_Your objective_. Repeat the entries below exactly as they appear, with no pictures.

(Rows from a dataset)
****

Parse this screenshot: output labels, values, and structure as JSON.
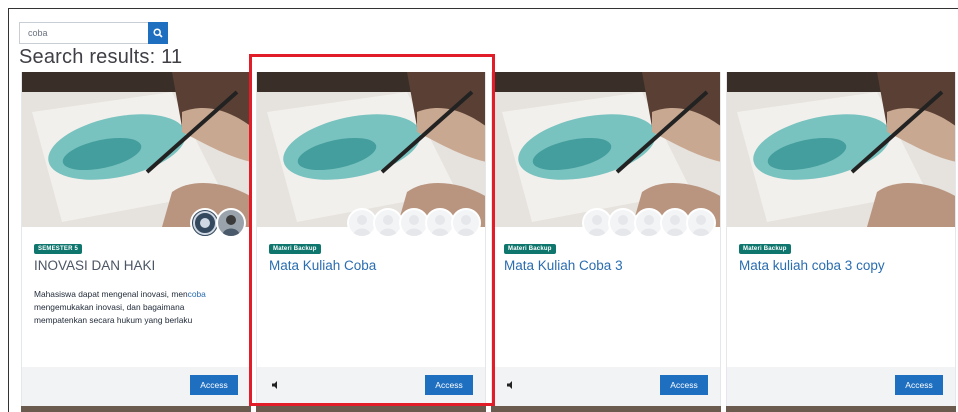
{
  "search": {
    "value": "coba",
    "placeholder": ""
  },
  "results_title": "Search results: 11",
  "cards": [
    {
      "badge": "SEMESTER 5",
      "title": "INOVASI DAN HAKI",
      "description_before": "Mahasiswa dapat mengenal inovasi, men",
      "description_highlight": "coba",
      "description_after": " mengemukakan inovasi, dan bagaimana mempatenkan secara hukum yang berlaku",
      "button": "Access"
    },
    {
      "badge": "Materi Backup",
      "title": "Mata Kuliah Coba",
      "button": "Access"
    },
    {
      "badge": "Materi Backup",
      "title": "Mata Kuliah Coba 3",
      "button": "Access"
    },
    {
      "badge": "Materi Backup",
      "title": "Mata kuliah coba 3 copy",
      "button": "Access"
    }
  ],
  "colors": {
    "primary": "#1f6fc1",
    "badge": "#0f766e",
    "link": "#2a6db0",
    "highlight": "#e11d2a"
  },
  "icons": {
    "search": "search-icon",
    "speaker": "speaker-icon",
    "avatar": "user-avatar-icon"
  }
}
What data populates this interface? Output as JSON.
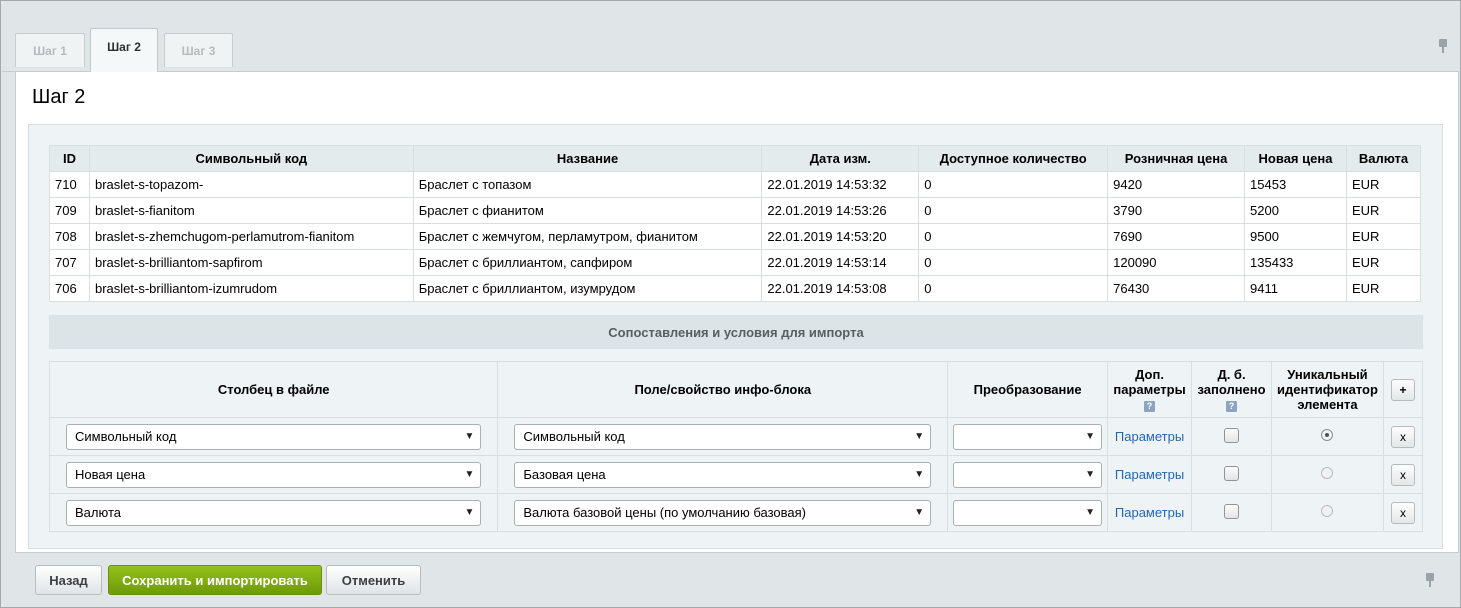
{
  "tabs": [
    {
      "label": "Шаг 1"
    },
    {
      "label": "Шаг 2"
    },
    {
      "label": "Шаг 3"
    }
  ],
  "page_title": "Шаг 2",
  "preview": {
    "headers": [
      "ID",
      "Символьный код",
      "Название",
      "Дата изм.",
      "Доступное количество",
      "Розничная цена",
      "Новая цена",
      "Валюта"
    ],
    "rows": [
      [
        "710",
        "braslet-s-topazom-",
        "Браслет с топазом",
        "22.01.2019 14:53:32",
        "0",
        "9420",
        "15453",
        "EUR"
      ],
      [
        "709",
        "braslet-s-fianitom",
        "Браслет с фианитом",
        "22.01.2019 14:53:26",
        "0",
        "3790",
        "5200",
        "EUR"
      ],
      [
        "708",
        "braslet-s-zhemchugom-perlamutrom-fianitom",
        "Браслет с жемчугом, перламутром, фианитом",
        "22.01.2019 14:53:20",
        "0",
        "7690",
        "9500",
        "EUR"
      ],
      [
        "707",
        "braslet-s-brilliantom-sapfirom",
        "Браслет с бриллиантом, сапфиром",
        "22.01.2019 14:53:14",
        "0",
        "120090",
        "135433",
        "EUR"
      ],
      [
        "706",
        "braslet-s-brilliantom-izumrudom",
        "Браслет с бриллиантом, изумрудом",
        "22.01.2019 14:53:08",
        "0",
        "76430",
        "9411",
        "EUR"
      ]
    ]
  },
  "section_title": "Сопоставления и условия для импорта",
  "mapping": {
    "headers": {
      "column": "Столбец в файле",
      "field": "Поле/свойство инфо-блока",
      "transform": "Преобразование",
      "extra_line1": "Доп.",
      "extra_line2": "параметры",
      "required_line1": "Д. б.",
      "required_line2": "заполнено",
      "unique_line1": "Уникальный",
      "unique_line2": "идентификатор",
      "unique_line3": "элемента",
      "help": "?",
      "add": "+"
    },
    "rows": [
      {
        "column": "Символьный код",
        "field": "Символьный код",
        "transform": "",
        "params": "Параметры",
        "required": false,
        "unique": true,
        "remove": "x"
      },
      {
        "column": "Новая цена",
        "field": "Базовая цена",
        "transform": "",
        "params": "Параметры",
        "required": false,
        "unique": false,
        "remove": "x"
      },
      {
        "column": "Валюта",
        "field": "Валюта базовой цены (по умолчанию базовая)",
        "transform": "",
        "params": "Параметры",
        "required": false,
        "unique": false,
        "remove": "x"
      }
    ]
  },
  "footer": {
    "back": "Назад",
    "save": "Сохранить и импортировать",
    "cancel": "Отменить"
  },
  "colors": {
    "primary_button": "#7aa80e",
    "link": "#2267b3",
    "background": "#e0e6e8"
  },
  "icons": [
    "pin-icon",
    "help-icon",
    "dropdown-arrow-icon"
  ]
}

****

_Task result_.
Parse this screenshot: output labels, values, and structure as JSON.
{
  "search": {
    "value": "coba",
    "placeholder": ""
  },
  "results_title": "Search results: 11",
  "cards": [
    {
      "badge": "SEMESTER 5",
      "title": "INOVASI DAN HAKI",
      "description_before": "Mahasiswa dapat mengenal inovasi, men",
      "description_highlight": "coba",
      "description_after": " mengemukakan inovasi, dan bagaimana mempatenkan secara hukum yang berlaku",
      "button": "Access"
    },
    {
      "badge": "Materi Backup",
      "title": "Mata Kuliah Coba",
      "button": "Access"
    },
    {
      "badge": "Materi Backup",
      "title": "Mata Kuliah Coba 3",
      "button": "Access"
    },
    {
      "badge": "Materi Backup",
      "title": "Mata kuliah coba 3 copy",
      "button": "Access"
    }
  ],
  "colors": {
    "primary": "#1f6fc1",
    "badge": "#0f766e",
    "link": "#2a6db0",
    "highlight": "#e11d2a"
  },
  "icons": {
    "search": "search-icon",
    "speaker": "speaker-icon",
    "avatar": "user-avatar-icon"
  }
}
What data populates this interface? Output as JSON.
{
  "tabs": [
    {
      "label": "Шаг 1"
    },
    {
      "label": "Шаг 2"
    },
    {
      "label": "Шаг 3"
    }
  ],
  "page_title": "Шаг 2",
  "preview": {
    "headers": [
      "ID",
      "Символьный код",
      "Название",
      "Дата изм.",
      "Доступное количество",
      "Розничная цена",
      "Новая цена",
      "Валюта"
    ],
    "rows": [
      [
        "710",
        "braslet-s-topazom-",
        "Браслет с топазом",
        "22.01.2019 14:53:32",
        "0",
        "9420",
        "15453",
        "EUR"
      ],
      [
        "709",
        "braslet-s-fianitom",
        "Браслет с фианитом",
        "22.01.2019 14:53:26",
        "0",
        "3790",
        "5200",
        "EUR"
      ],
      [
        "708",
        "braslet-s-zhemchugom-perlamutrom-fianitom",
        "Браслет с жемчугом, перламутром, фианитом",
        "22.01.2019 14:53:20",
        "0",
        "7690",
        "9500",
        "EUR"
      ],
      [
        "707",
        "braslet-s-brilliantom-sapfirom",
        "Браслет с бриллиантом, сапфиром",
        "22.01.2019 14:53:14",
        "0",
        "120090",
        "135433",
        "EUR"
      ],
      [
        "706",
        "braslet-s-brilliantom-izumrudom",
        "Браслет с бриллиантом, изумрудом",
        "22.01.2019 14:53:08",
        "0",
        "76430",
        "9411",
        "EUR"
      ]
    ]
  },
  "section_title": "Сопоставления и условия для импорта",
  "mapping": {
    "headers": {
      "column": "Столбец в файле",
      "field": "Поле/свойство инфо-блока",
      "transform": "Преобразование",
      "extra_line1": "Доп.",
      "extra_line2": "параметры",
      "required_line1": "Д. б.",
      "required_line2": "заполнено",
      "unique_line1": "Уникальный",
      "unique_line2": "идентификатор",
      "unique_line3": "элемента",
      "help": "?",
      "add": "+"
    },
    "rows": [
      {
        "column": "Символьный код",
        "field": "Символьный код",
        "transform": "",
        "params": "Параметры",
        "required": false,
        "unique": true,
        "remove": "x"
      },
      {
        "column": "Новая цена",
        "field": "Базовая цена",
        "transform": "",
        "params": "Параметры",
        "required": false,
        "unique": false,
        "remove": "x"
      },
      {
        "column": "Валюта",
        "field": "Валюта базовой цены (по умолчанию базовая)",
        "transform": "",
        "params": "Параметры",
        "required": false,
        "unique": false,
        "remove": "x"
      }
    ]
  },
  "footer": {
    "back": "Назад",
    "save": "Сохранить и импортировать",
    "cancel": "Отменить"
  },
  "colors": {
    "primary_button": "#7aa80e",
    "link": "#2267b3",
    "background": "#e0e6e8"
  },
  "icons": [
    "pin-icon",
    "help-icon",
    "dropdown-arrow-icon"
  ]
}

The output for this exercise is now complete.